Exercise objective:
Retype each line exactly. Skip images.

Material supplied:

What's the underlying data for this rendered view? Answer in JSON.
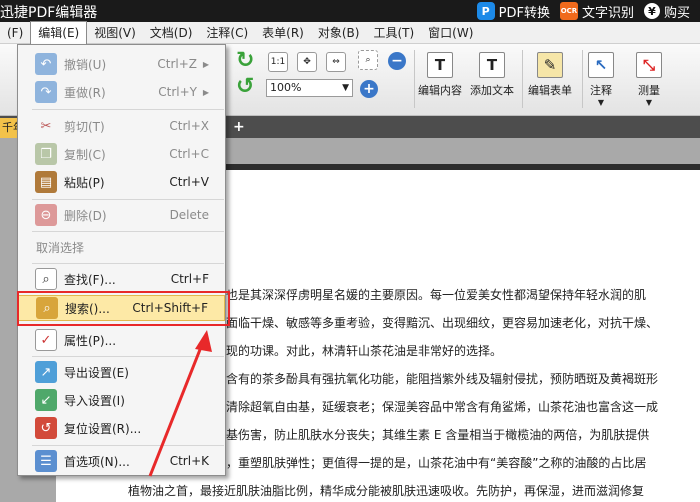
{
  "window": {
    "title": "迅捷PDF编辑器",
    "pdf_convert": "PDF转换",
    "ocr": "文字识别",
    "ocr_badge": "OCR",
    "buy": "购买",
    "pdf_badge": "P",
    "buy_badge": "¥"
  },
  "menubar": {
    "items": [
      "(F)",
      "编辑(E)",
      "视图(V)",
      "文档(D)",
      "注释(C)",
      "表单(R)",
      "对象(B)",
      "工具(T)",
      "窗口(W)"
    ]
  },
  "toolbar": {
    "zoom_value": "100%",
    "edit_content": "编辑内容",
    "add_text": "添加文本",
    "edit_form": "编辑表单",
    "annotate": "注释",
    "measure": "测量",
    "actual_size": "1:1"
  },
  "tabs": {
    "doc_tab": "千年"
  },
  "edit_menu": {
    "undo": {
      "label": "撤销(U)",
      "shortcut": "Ctrl+Z"
    },
    "redo": {
      "label": "重做(R)",
      "shortcut": "Ctrl+Y"
    },
    "cut": {
      "label": "剪切(T)",
      "shortcut": "Ctrl+X"
    },
    "copy": {
      "label": "复制(C)",
      "shortcut": "Ctrl+C"
    },
    "paste": {
      "label": "粘贴(P)",
      "shortcut": "Ctrl+V"
    },
    "delete": {
      "label": "删除(D)",
      "shortcut": "Delete"
    },
    "deselect": {
      "label": "取消选择"
    },
    "find": {
      "label": "查找(F)...",
      "shortcut": "Ctrl+F"
    },
    "search": {
      "label": "搜索()...",
      "shortcut": "Ctrl+Shift+F"
    },
    "properties": {
      "label": "属性(P)..."
    },
    "export_settings": {
      "label": "导出设置(E)"
    },
    "import_settings": {
      "label": "导入设置(I)"
    },
    "reset_settings": {
      "label": "复位设置(R)..."
    },
    "preferences": {
      "label": "首选项(N)...",
      "shortcut": "Ctrl+K"
    }
  },
  "document": {
    "lines": [
      "也是其深深俘虏明星名媛的主要原因。每一位爱美女性都渴望保持年轻水润的肌",
      "面临干燥、敏感等多重考验，变得黯沉、出现细纹，更容易加速老化，对抗干燥、",
      "现的功课。对此，林清轩山茶花油是非常好的选择。",
      "含有的茶多酚具有强抗氧化功能，能阻挡紫外线及辐射侵扰，预防晒斑及黄褐斑形",
      "清除超氧自由基，延缓衰老；保湿美容品中常含有角鲨烯，山茶花油也富含这一成",
      "基伤害，防止肌肤水分丧失；其维生素 E 含量相当于橄榄油的两倍，为肌肤提供",
      "，重塑肌肤弹性；更值得一提的是，山茶花油中有“美容酸”之称的油酸的占比居",
      "植物油之首，最接近肌肤油脂比例，精华成分能被肌肤迅速吸收。先防护，再保湿，进而滋润修复"
    ]
  },
  "colors": {
    "highlight": "#fde9a6",
    "annotation_red": "#e8292a",
    "titlebar": "#1a1a1a"
  }
}
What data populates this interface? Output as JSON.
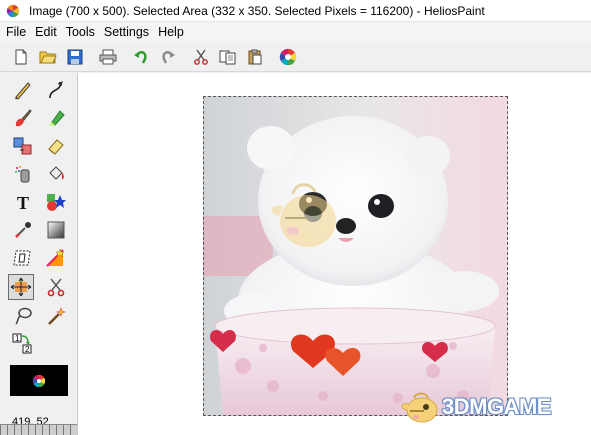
{
  "window": {
    "title": "Image (700 x 500).    Selected Area (332 x 350.  Selected Pixels = 116200)  - HeliosPaint"
  },
  "menu": [
    "File",
    "Edit",
    "Tools",
    "Settings",
    "Help"
  ],
  "toolbar": {
    "buttons": [
      "new-icon",
      "open-icon",
      "save-icon",
      "print-icon",
      "undo-icon",
      "redo-icon",
      "cut-icon",
      "copy-icon",
      "paste-icon",
      "color-wheel-icon"
    ]
  },
  "tools": [
    "pencil-icon",
    "curve-icon",
    "brush-icon",
    "highlighter-icon",
    "clone-icon",
    "eraser-icon",
    "spray-icon",
    "fill-bucket-icon",
    "text-icon",
    "shapes-icon",
    "eyedropper-icon",
    "gradient-icon",
    "transform-icon",
    "color-replace-icon",
    "move-selection-icon",
    "scissors-icon",
    "lasso-icon",
    "magic-wand-icon",
    "swap-colors-icon"
  ],
  "status": {
    "coordinates": "419, 52"
  },
  "watermark": {
    "text": "3DMGAME"
  }
}
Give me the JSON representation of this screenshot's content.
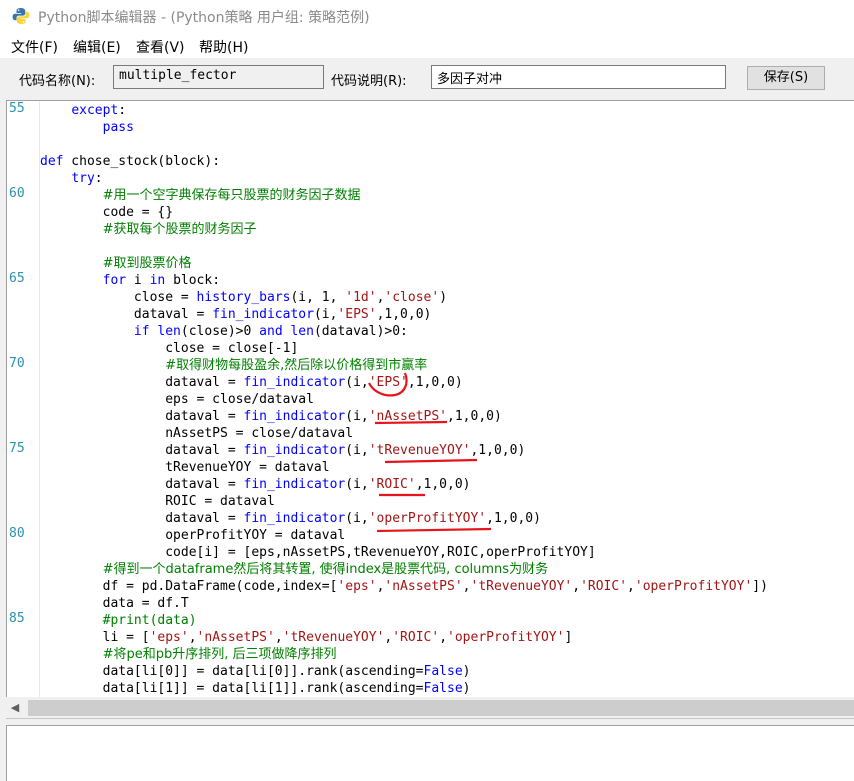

Task output:
What's the underlying data for this rendered view? Answer in JSON.
{
  "window": {
    "title": "迅捷PDF编辑器",
    "pdf_convert": "PDF转换",
    "ocr": "文字识别",
    "ocr_badge": "OCR",
    "buy": "购买",
    "pdf_badge": "P",
    "buy_badge": "¥"
  },
  "menubar": {
    "items": [
      "(F)",
      "编辑(E)",
      "视图(V)",
      "文档(D)",
      "注释(C)",
      "表单(R)",
      "对象(B)",
      "工具(T)",
      "窗口(W)"
    ]
  },
  "toolbar": {
    "zoom_value": "100%",
    "edit_content": "编辑内容",
    "add_text": "添加文本",
    "edit_form": "编辑表单",
    "annotate": "注释",
    "measure": "测量",
    "actual_size": "1:1"
  },
  "tabs": {
    "doc_tab": "千年"
  },
  "edit_menu": {
    "undo": {
      "label": "撤销(U)",
      "shortcut": "Ctrl+Z"
    },
    "redo": {
      "label": "重做(R)",
      "shortcut": "Ctrl+Y"
    },
    "cut": {
      "label": "剪切(T)",
      "shortcut": "Ctrl+X"
    },
    "copy": {
      "label": "复制(C)",
      "shortcut": "Ctrl+C"
    },
    "paste": {
      "label": "粘贴(P)",
      "shortcut": "Ctrl+V"
    },
    "delete": {
      "label": "删除(D)",
      "shortcut": "Delete"
    },
    "deselect": {
      "label": "取消选择"
    },
    "find": {
      "label": "查找(F)...",
      "shortcut": "Ctrl+F"
    },
    "search": {
      "label": "搜索()...",
      "shortcut": "Ctrl+Shift+F"
    },
    "properties": {
      "label": "属性(P)..."
    },
    "export_settings": {
      "label": "导出设置(E)"
    },
    "import_settings": {
      "label": "导入设置(I)"
    },
    "reset_settings": {
      "label": "复位设置(R)..."
    },
    "preferences": {
      "label": "首选项(N)...",
      "shortcut": "Ctrl+K"
    }
  },
  "document": {
    "lines": [
      "也是其深深俘虏明星名媛的主要原因。每一位爱美女性都渴望保持年轻水润的肌",
      "面临干燥、敏感等多重考验，变得黯沉、出现细纹，更容易加速老化，对抗干燥、",
      "现的功课。对此，林清轩山茶花油是非常好的选择。",
      "含有的茶多酚具有强抗氧化功能，能阻挡紫外线及辐射侵扰，预防晒斑及黄褐斑形",
      "清除超氧自由基，延缓衰老；保湿美容品中常含有角鲨烯，山茶花油也富含这一成",
      "基伤害，防止肌肤水分丧失；其维生素 E 含量相当于橄榄油的两倍，为肌肤提供",
      "，重塑肌肤弹性；更值得一提的是，山茶花油中有“美容酸”之称的油酸的占比居",
      "植物油之首，最接近肌肤油脂比例，精华成分能被肌肤迅速吸收。先防护，再保湿，进而滋润修复"
    ]
  },
  "colors": {
    "highlight": "#fde9a6",
    "annotation_red": "#e8292a",
    "titlebar": "#1a1a1a"
  }
}
What data populates this interface? Output as JSON.
{
  "window": {
    "title": "Image (700 x 500).    Selected Area (332 x 350.  Selected Pixels = 116200)  - HeliosPaint"
  },
  "menu": [
    "File",
    "Edit",
    "Tools",
    "Settings",
    "Help"
  ],
  "toolbar": {
    "buttons": [
      "new-icon",
      "open-icon",
      "save-icon",
      "print-icon",
      "undo-icon",
      "redo-icon",
      "cut-icon",
      "copy-icon",
      "paste-icon",
      "color-wheel-icon"
    ]
  },
  "tools": [
    "pencil-icon",
    "curve-icon",
    "brush-icon",
    "highlighter-icon",
    "clone-icon",
    "eraser-icon",
    "spray-icon",
    "fill-bucket-icon",
    "text-icon",
    "shapes-icon",
    "eyedropper-icon",
    "gradient-icon",
    "transform-icon",
    "color-replace-icon",
    "move-selection-icon",
    "scissors-icon",
    "lasso-icon",
    "magic-wand-icon",
    "swap-colors-icon"
  ],
  "status": {
    "coordinates": "419, 52"
  },
  "watermark": {
    "text": "3DMGAME"
  }
}
Give me the JSON representation of this screenshot's content.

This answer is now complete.